**Task material:**
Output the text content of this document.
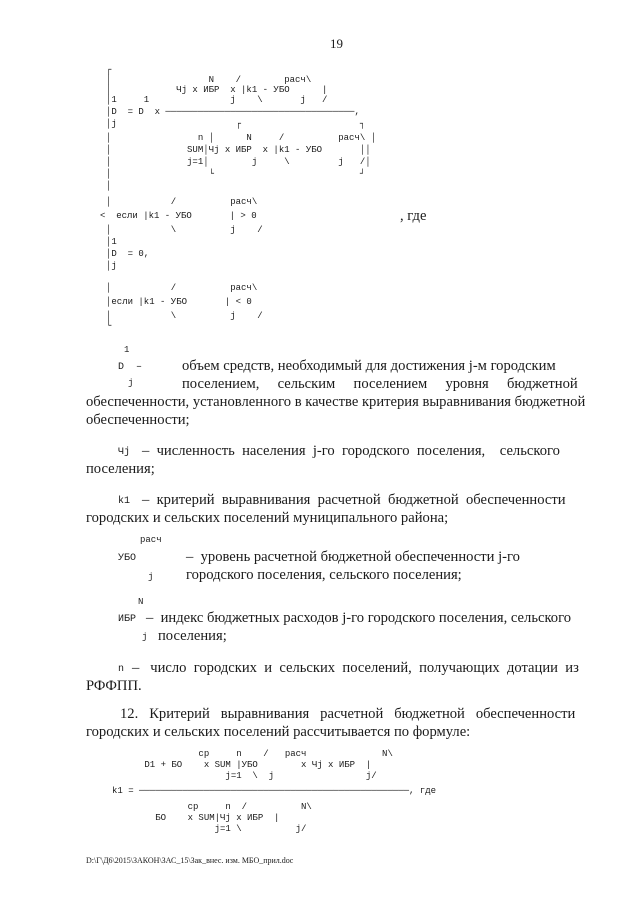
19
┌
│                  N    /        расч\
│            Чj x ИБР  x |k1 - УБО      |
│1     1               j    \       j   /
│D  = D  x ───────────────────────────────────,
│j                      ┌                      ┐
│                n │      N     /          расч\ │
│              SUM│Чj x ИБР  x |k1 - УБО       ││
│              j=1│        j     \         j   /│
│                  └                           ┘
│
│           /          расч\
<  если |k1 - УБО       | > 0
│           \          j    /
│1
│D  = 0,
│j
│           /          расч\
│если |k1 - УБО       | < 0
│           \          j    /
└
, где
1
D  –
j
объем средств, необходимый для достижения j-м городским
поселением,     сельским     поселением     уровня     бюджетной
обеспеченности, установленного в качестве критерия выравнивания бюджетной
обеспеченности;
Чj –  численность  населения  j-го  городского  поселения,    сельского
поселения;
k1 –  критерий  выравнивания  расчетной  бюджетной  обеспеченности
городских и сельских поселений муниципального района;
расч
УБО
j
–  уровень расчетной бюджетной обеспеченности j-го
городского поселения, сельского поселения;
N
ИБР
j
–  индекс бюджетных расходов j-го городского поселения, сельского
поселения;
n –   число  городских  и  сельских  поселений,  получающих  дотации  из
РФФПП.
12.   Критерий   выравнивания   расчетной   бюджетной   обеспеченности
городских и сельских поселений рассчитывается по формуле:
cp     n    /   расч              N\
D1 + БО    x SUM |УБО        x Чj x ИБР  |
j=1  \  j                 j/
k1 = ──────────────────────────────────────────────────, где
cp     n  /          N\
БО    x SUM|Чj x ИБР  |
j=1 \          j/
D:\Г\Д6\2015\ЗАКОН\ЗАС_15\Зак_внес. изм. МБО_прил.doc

**Work to be completed:**
Every entry above needs to be retyped exactly; drop the pictures.

**Output of the exercise:**
Output the text content of this document.
19
┌
│                  N    /        расч\
│            Чj x ИБР  x |k1 - УБО      |
│1     1               j    \       j   /
│D  = D  x ───────────────────────────────────,
│j                      ┌                      ┐
│                n │      N     /          расч\ │
│              SUM│Чj x ИБР  x |k1 - УБО       ││
│              j=1│        j     \         j   /│
│                  └                           ┘
│
│           /          расч\
<  если |k1 - УБО       | > 0
│           \          j    /
│1
│D  = 0,
│j
│           /          расч\
│если |k1 - УБО       | < 0
│           \          j    /
└
, где
1
D  –
j
объем средств, необходимый для достижения j-м городским
поселением,     сельским     поселением     уровня     бюджетной
обеспеченности, установленного в качестве критерия выравнивания бюджетной
обеспеченности;
Чj –  численность  населения  j-го  городского  поселения,    сельского
поселения;
k1 –  критерий  выравнивания  расчетной  бюджетной  обеспеченности
городских и сельских поселений муниципального района;
расч
УБО
j
–  уровень расчетной бюджетной обеспеченности j-го
городского поселения, сельского поселения;
N
ИБР
j
–  индекс бюджетных расходов j-го городского поселения, сельского
поселения;
n –   число  городских  и  сельских  поселений,  получающих  дотации  из
РФФПП.
12.   Критерий   выравнивания   расчетной   бюджетной   обеспеченности
городских и сельских поселений рассчитывается по формуле:
cp     n    /   расч              N\
D1 + БО    x SUM |УБО        x Чj x ИБР  |
j=1  \  j                 j/
k1 = ──────────────────────────────────────────────────, где
cp     n  /          N\
БО    x SUM|Чj x ИБР  |
j=1 \          j/
D:\Г\Д6\2015\ЗАКОН\ЗАС_15\Зак_внес. изм. МБО_прил.doc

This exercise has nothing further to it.